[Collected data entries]
────────
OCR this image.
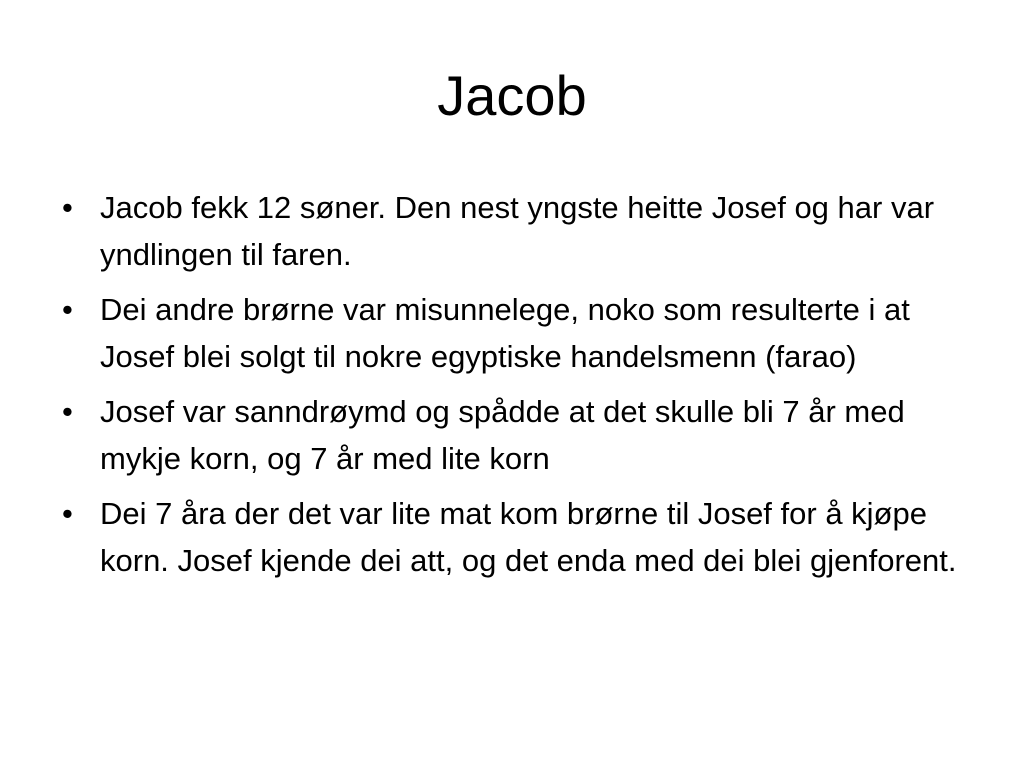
Jacob
• Jacob fekk 12 søner. Den nest yngste heitte Josef og har var yndlingen til faren.
• Dei andre brørne var misunnelege, noko som resulterte i at Josef blei solgt til nokre egyptiske handelsmenn (farao)
• Josef var sanndrøymd og spådde at det skulle bli 7 år med mykje korn, og 7 år med lite korn
• Dei 7 åra der det var lite mat kom brørne til Josef for å kjøpe korn. Josef kjende dei att, og det enda med dei blei gjenforent.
────────
**Problem statement**
Every record is to be reproduced exactly, with no pictures included.

**Response for this exercise**
OCR this image.
Jacob
• Jacob fekk 12 søner. Den nest yngste heitte Josef og har var yndlingen til faren.
• Dei andre brørne var misunnelege, noko som resulterte i at Josef blei solgt til nokre egyptiske handelsmenn (farao)
• Josef var sanndrøymd og spådde at det skulle bli 7 år med mykje korn, og 7 år med lite korn
• Dei 7 åra der det var lite mat kom brørne til Josef for å kjøpe korn. Josef kjende dei att, og det enda med dei blei gjenforent.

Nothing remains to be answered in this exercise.